[Dataset entries]

*-*-*

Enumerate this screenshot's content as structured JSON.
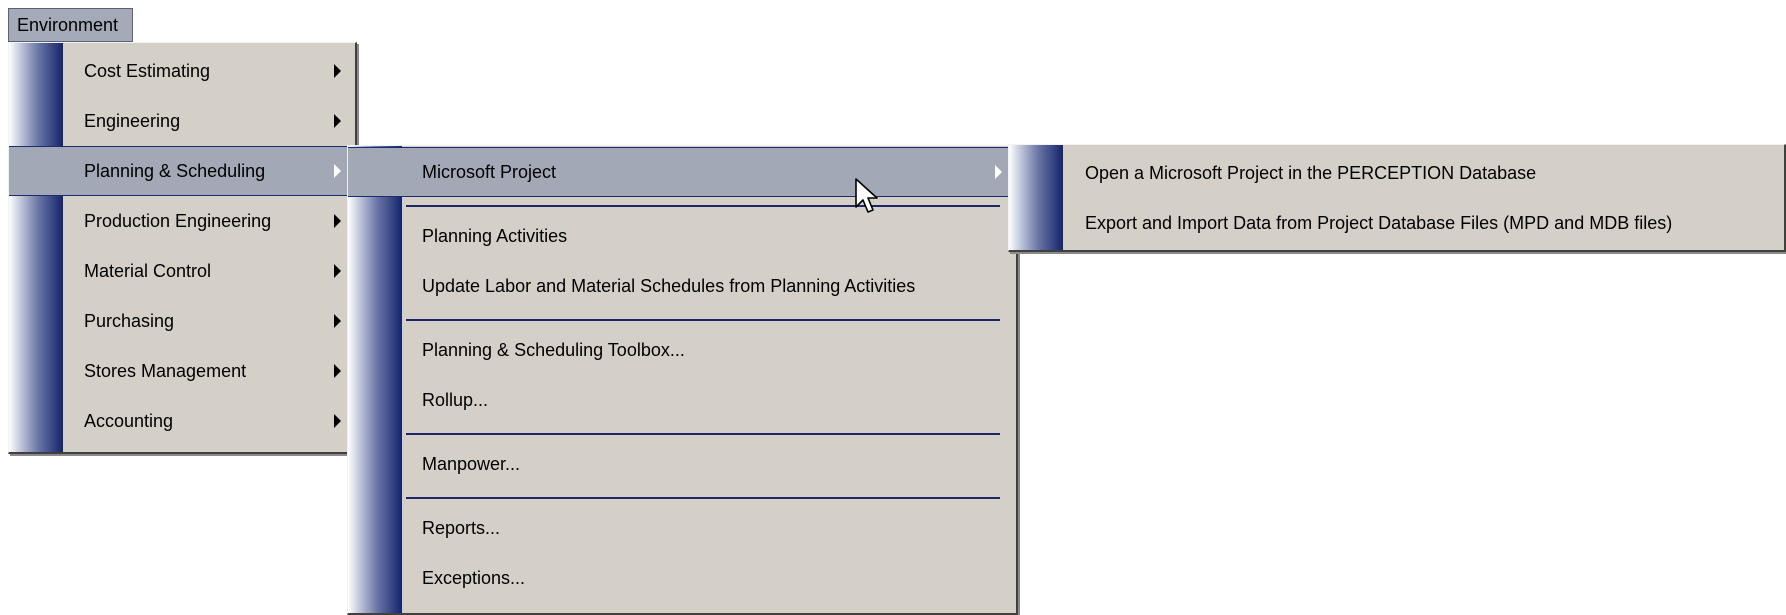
{
  "menubar": {
    "environment_label": "Environment"
  },
  "menu_environment": {
    "items": [
      {
        "label": "Cost Estimating"
      },
      {
        "label": "Engineering"
      },
      {
        "label": "Planning & Scheduling"
      },
      {
        "label": "Production Engineering"
      },
      {
        "label": "Material Control"
      },
      {
        "label": "Purchasing"
      },
      {
        "label": "Stores Management"
      },
      {
        "label": "Accounting"
      }
    ]
  },
  "menu_planning": {
    "items": [
      {
        "label": "Microsoft Project"
      },
      {
        "label": "Planning Activities"
      },
      {
        "label": "Update Labor and Material Schedules from Planning Activities"
      },
      {
        "label": "Planning & Scheduling Toolbox..."
      },
      {
        "label": "Rollup..."
      },
      {
        "label": "Manpower..."
      },
      {
        "label": "Reports..."
      },
      {
        "label": "Exceptions..."
      }
    ]
  },
  "menu_msproject": {
    "items": [
      {
        "label": "Open a Microsoft Project in the PERCEPTION Database"
      },
      {
        "label": "Export and Import Data from Project Database Files (MPD and MDB files)"
      }
    ]
  },
  "colors": {
    "menu_background": "#d4d0c8",
    "highlight": "#a3a8b6",
    "stripe_dark": "#14246c",
    "separator": "#1c2668"
  },
  "icons": {
    "submenu_arrow": "triangle-right",
    "pointer": "mouse-cursor-arrow"
  }
}
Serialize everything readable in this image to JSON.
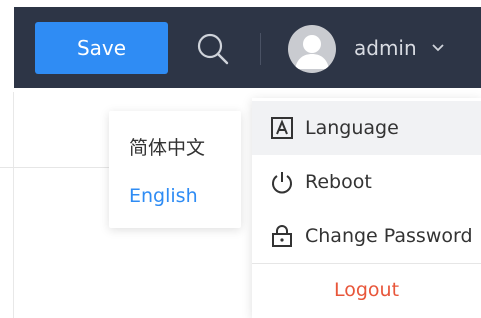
{
  "toolbar": {
    "save_label": "Save",
    "search_icon": "search-icon"
  },
  "user": {
    "name": "admin",
    "avatar_icon": "user-avatar-icon",
    "chevron_icon": "chevron-down-icon"
  },
  "language_menu": {
    "items": [
      {
        "label": "简体中文",
        "selected": false
      },
      {
        "label": "English",
        "selected": true
      }
    ]
  },
  "user_dropdown": {
    "items": [
      {
        "label": "Language",
        "icon": "language-icon",
        "active": true
      },
      {
        "label": "Reboot",
        "icon": "power-icon",
        "active": false
      },
      {
        "label": "Change Password",
        "icon": "lock-icon",
        "active": false
      }
    ],
    "logout_label": "Logout"
  },
  "colors": {
    "topbar": "#2d3546",
    "primary": "#2f8cf4",
    "danger": "#e8563a",
    "hover": "#f1f2f4"
  }
}
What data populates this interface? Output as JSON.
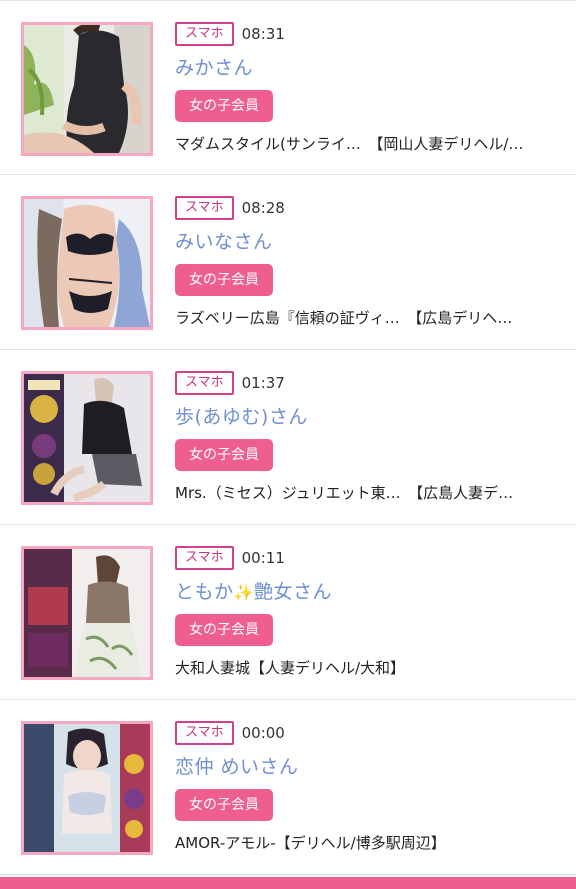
{
  "entries": [
    {
      "device": "スマホ",
      "time": "08:31",
      "name": "みかさん",
      "badge": "女の子会員",
      "shop": "マダムスタイル(サンライ…　【岡山人妻デリヘル/…",
      "thumb_icon": "woman-black-dress-photo"
    },
    {
      "device": "スマホ",
      "time": "08:28",
      "name": "みいなさん",
      "badge": "女の子会員",
      "shop": "ラズベリー広島『信頼の証ヴィ…　【広島デリヘ…",
      "thumb_icon": "woman-lingerie-photo"
    },
    {
      "device": "スマホ",
      "time": "01:37",
      "name": "歩(あゆむ)さん",
      "badge": "女の子会員",
      "shop": "Mrs.（ミセス）ジュリエット東…　【広島人妻デ…",
      "thumb_icon": "woman-sitting-photo"
    },
    {
      "device": "スマホ",
      "time": "00:11",
      "name_prefix": "ともか",
      "name_suffix": "艶女さん",
      "badge": "女の子会員",
      "shop": "大和人妻城【人妻デリヘル/大和】",
      "thumb_icon": "woman-floral-skirt-photo"
    },
    {
      "device": "スマホ",
      "time": "00:00",
      "name": "恋仲 めいさん",
      "badge": "女の子会員",
      "shop": "AMOR-アモル-【デリヘル/博多駅周辺】",
      "thumb_icon": "woman-promo-photo"
    }
  ],
  "colors": {
    "accent_pink": "#ef5f8e",
    "name_blue": "#6f8fd0",
    "thumb_border": "#f6a8c0"
  }
}
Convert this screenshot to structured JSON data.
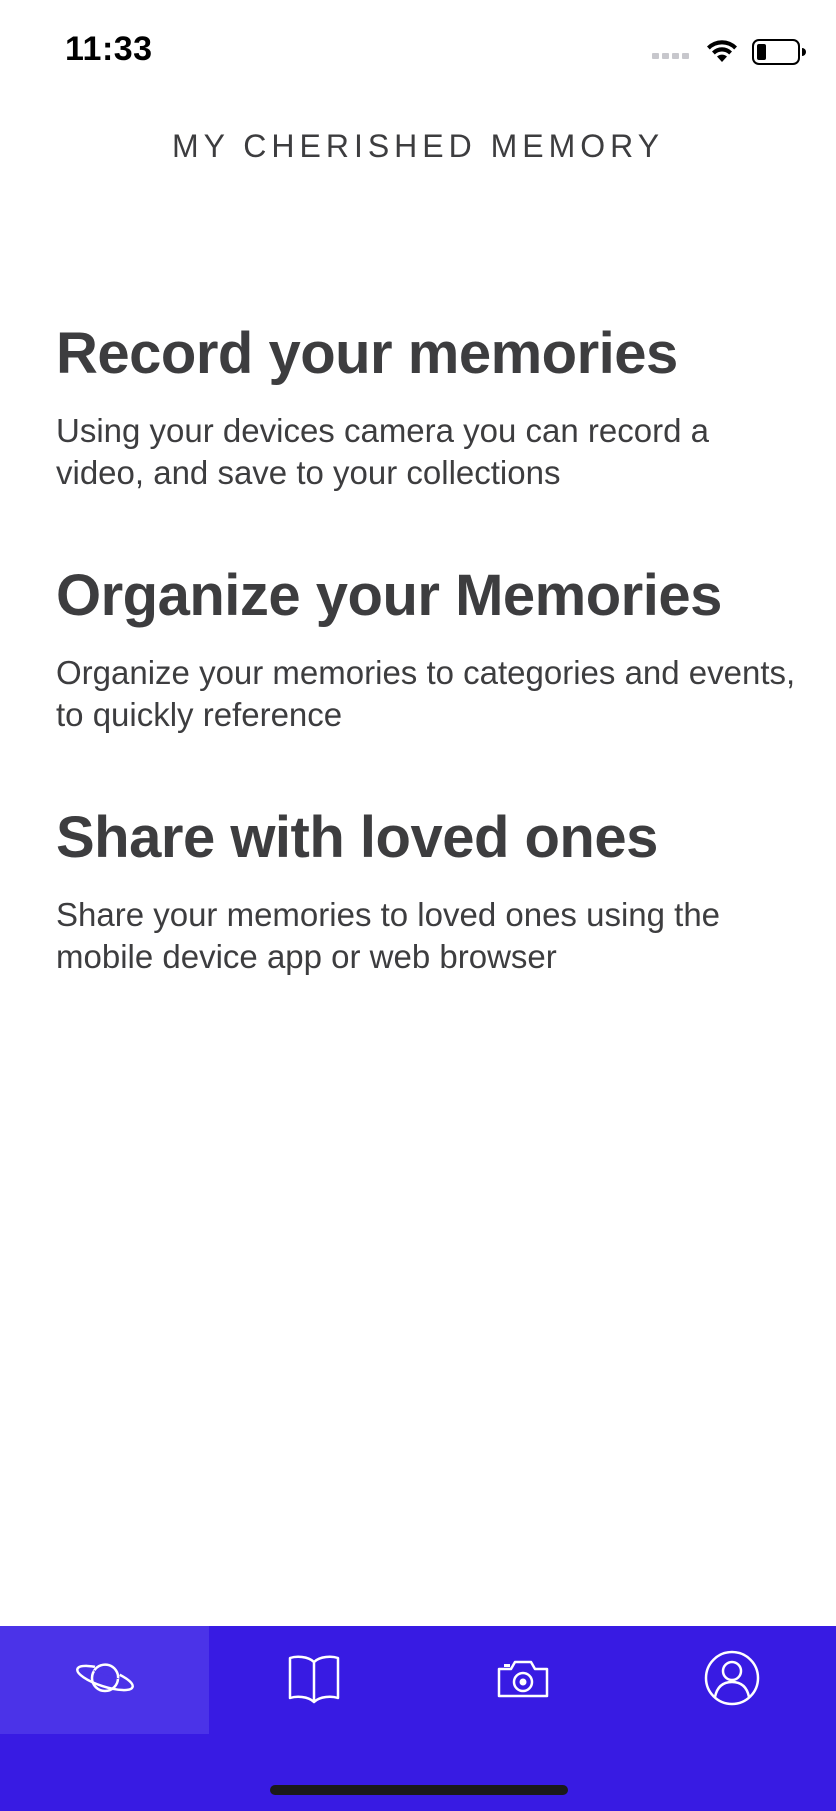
{
  "status_bar": {
    "time": "11:33"
  },
  "header": {
    "title": "MY CHERISHED MEMORY"
  },
  "features": [
    {
      "title": "Record your memories",
      "description": "Using your devices camera you can record a video, and save to your collections"
    },
    {
      "title": "Organize your Memories",
      "description": "Organize your memories to categories and events, to quickly reference"
    },
    {
      "title": "Share with loved ones",
      "description": "Share your memories to loved ones using the mobile device app or web browser"
    }
  ],
  "tab_bar": {
    "background_color": "#381be3",
    "active_tab_color": "#4b33e8",
    "tabs": [
      {
        "icon": "planet-icon",
        "active": true
      },
      {
        "icon": "book-icon",
        "active": false
      },
      {
        "icon": "camera-icon",
        "active": false
      },
      {
        "icon": "user-icon",
        "active": false
      }
    ]
  }
}
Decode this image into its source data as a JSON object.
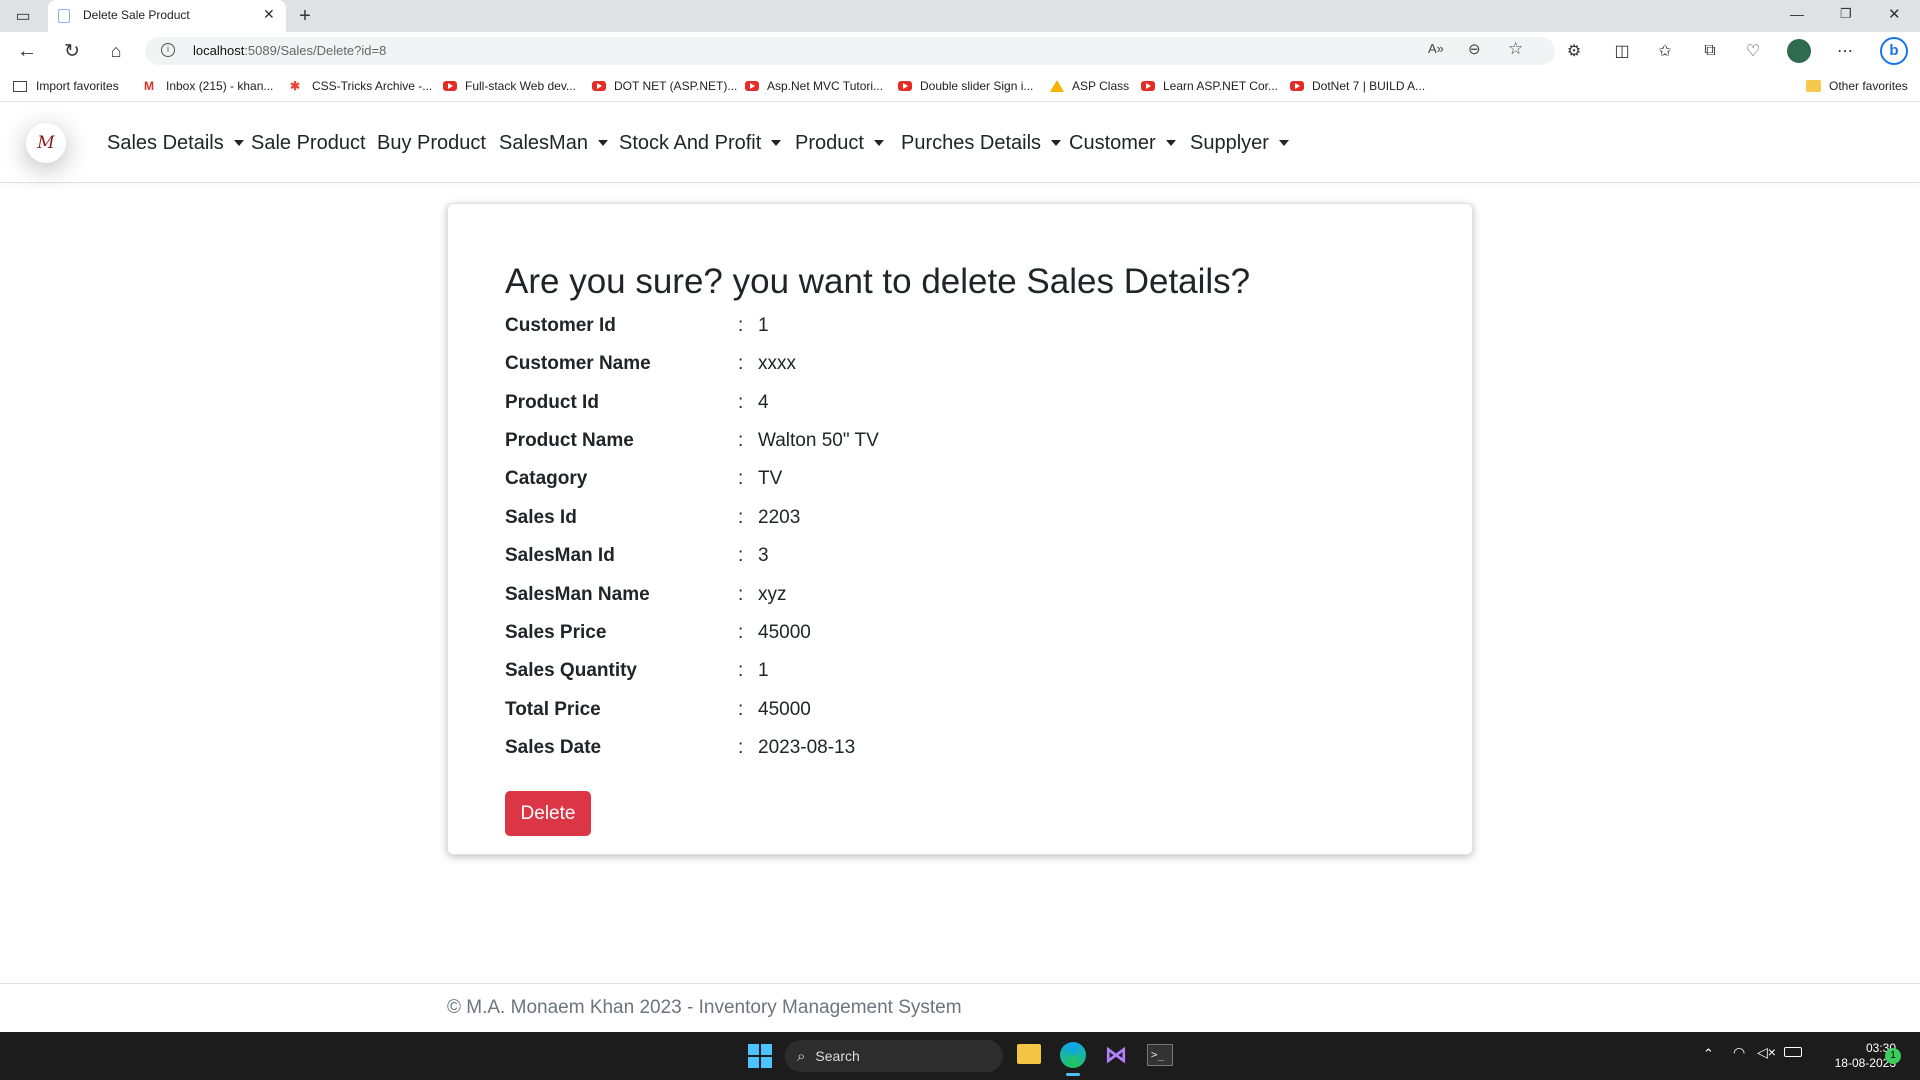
{
  "browser": {
    "tab_title": "Delete Sale Product",
    "url_host": "localhost",
    "url_rest": ":5089/Sales/Delete?id=8",
    "bookmarks": [
      {
        "label": "Import favorites",
        "icon": "import-icon"
      },
      {
        "label": "Inbox (215) - khan...",
        "icon": "gmail-icon"
      },
      {
        "label": "CSS-Tricks Archive -...",
        "icon": "css-tricks-icon"
      },
      {
        "label": "Full-stack Web dev...",
        "icon": "youtube-icon"
      },
      {
        "label": "DOT NET (ASP.NET)...",
        "icon": "youtube-icon"
      },
      {
        "label": "Asp.Net MVC Tutori...",
        "icon": "youtube-icon"
      },
      {
        "label": "Double slider Sign i...",
        "icon": "youtube-icon"
      },
      {
        "label": "ASP Class",
        "icon": "drive-icon"
      },
      {
        "label": "Learn ASP.NET Cor...",
        "icon": "youtube-icon"
      },
      {
        "label": "DotNet 7 | BUILD A...",
        "icon": "youtube-icon"
      }
    ],
    "other_favorites": "Other favorites"
  },
  "navbar": {
    "logo_text": "M",
    "items": [
      {
        "label": "Sales Details",
        "dropdown": true
      },
      {
        "label": "Sale Product",
        "dropdown": false
      },
      {
        "label": "Buy Product",
        "dropdown": false
      },
      {
        "label": "SalesMan",
        "dropdown": true
      },
      {
        "label": "Stock And Profit",
        "dropdown": true
      },
      {
        "label": "Product",
        "dropdown": true
      },
      {
        "label": "Purches Details",
        "dropdown": true
      },
      {
        "label": "Customer",
        "dropdown": true
      },
      {
        "label": "Supplyer",
        "dropdown": true
      }
    ]
  },
  "main": {
    "title": "Are you sure? you want to delete Sales Details?",
    "separator": ":",
    "fields": [
      {
        "label": "Customer Id",
        "value": "1"
      },
      {
        "label": "Customer Name",
        "value": "xxxx"
      },
      {
        "label": "Product Id",
        "value": "4"
      },
      {
        "label": "Product Name",
        "value": "Walton 50\" TV"
      },
      {
        "label": "Catagory",
        "value": "TV"
      },
      {
        "label": "Sales Id",
        "value": "2203"
      },
      {
        "label": "SalesMan Id",
        "value": "3"
      },
      {
        "label": "SalesMan Name",
        "value": "xyz"
      },
      {
        "label": "Sales Price",
        "value": "45000"
      },
      {
        "label": "Sales Quantity",
        "value": "1"
      },
      {
        "label": "Total Price",
        "value": "45000"
      },
      {
        "label": "Sales Date",
        "value": "2023-08-13"
      }
    ],
    "delete_label": "Delete",
    "delete_color": "#dc3545"
  },
  "footer": {
    "text": "© M.A. Monaem Khan 2023 - Inventory Management System"
  },
  "taskbar": {
    "search_label": "Search",
    "time": "03:30",
    "date": "18-08-2023",
    "notification_count": "1"
  }
}
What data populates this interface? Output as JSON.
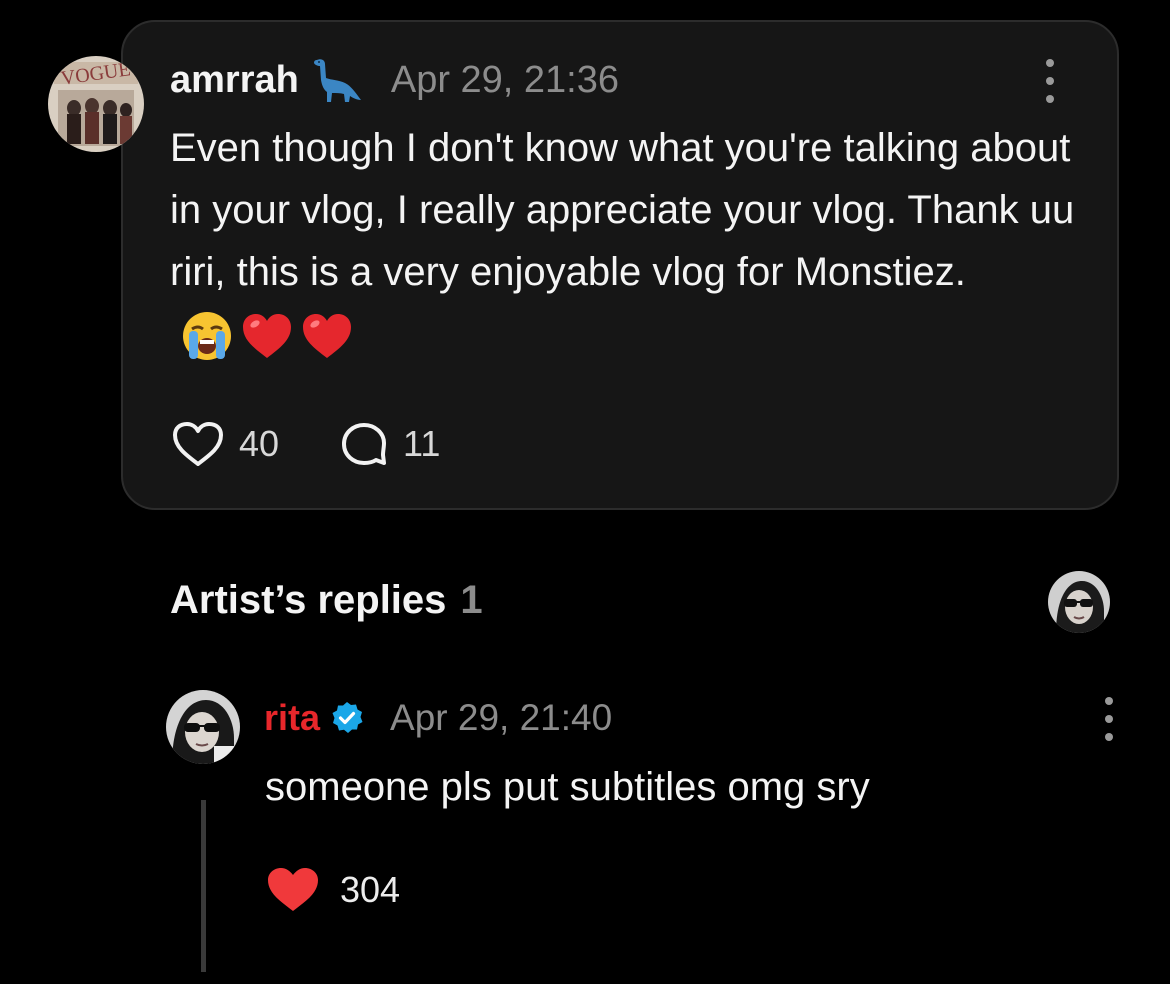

*-*-*

## WORK INSTRUCTIONS
Which lines include the word "time"? Copy every one of them.

## TASK OUTPUT
      "time": "08:31",
      "time": "08:28",
      "time": "01:37",
      "time": "00:11",
      "time": "00:00",
    "time": "11:33"
    "time": "03:30",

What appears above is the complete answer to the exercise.